What is expected:
Lines that hold the word "source" should be located and copied.

Information given:
────────

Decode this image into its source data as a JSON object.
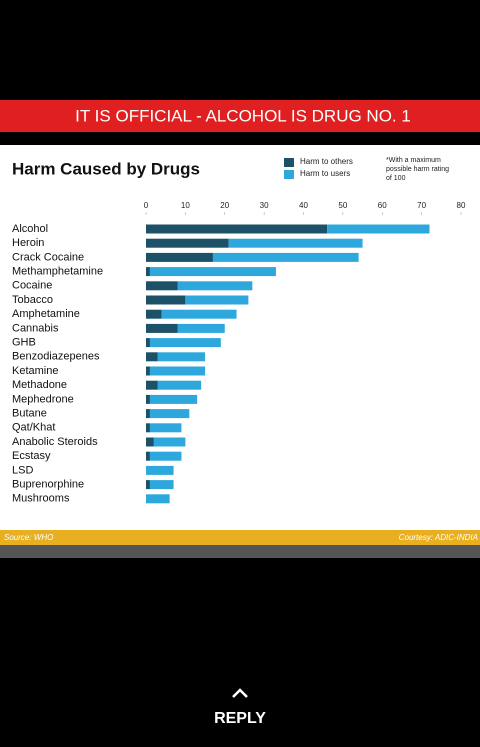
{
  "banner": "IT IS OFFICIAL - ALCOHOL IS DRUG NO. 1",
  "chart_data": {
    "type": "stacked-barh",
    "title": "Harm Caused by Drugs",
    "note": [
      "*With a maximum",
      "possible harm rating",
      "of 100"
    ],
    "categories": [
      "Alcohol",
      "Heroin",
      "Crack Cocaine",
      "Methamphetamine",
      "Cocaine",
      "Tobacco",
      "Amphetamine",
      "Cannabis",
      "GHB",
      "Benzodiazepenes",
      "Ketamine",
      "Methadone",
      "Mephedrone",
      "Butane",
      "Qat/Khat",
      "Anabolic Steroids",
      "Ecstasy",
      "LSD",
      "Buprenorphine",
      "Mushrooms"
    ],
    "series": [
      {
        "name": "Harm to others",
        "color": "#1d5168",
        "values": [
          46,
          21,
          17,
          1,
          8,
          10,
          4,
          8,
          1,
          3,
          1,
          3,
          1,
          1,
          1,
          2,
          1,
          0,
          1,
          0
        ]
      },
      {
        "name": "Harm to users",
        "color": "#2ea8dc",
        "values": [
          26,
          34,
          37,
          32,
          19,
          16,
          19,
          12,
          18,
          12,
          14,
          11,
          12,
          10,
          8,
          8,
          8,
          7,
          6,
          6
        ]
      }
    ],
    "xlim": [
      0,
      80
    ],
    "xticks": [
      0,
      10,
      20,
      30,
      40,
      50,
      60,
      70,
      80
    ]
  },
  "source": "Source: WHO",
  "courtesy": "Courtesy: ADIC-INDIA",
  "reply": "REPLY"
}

────────

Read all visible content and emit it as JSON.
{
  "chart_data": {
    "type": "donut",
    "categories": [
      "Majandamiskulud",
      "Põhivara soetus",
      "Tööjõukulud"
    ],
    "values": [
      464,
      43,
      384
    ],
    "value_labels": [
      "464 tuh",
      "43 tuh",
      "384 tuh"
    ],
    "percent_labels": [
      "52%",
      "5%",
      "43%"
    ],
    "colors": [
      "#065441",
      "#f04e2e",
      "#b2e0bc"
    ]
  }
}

────────

Complete output:
Decode this image into its source data as a JSON object.
  "source": "Source: WHO",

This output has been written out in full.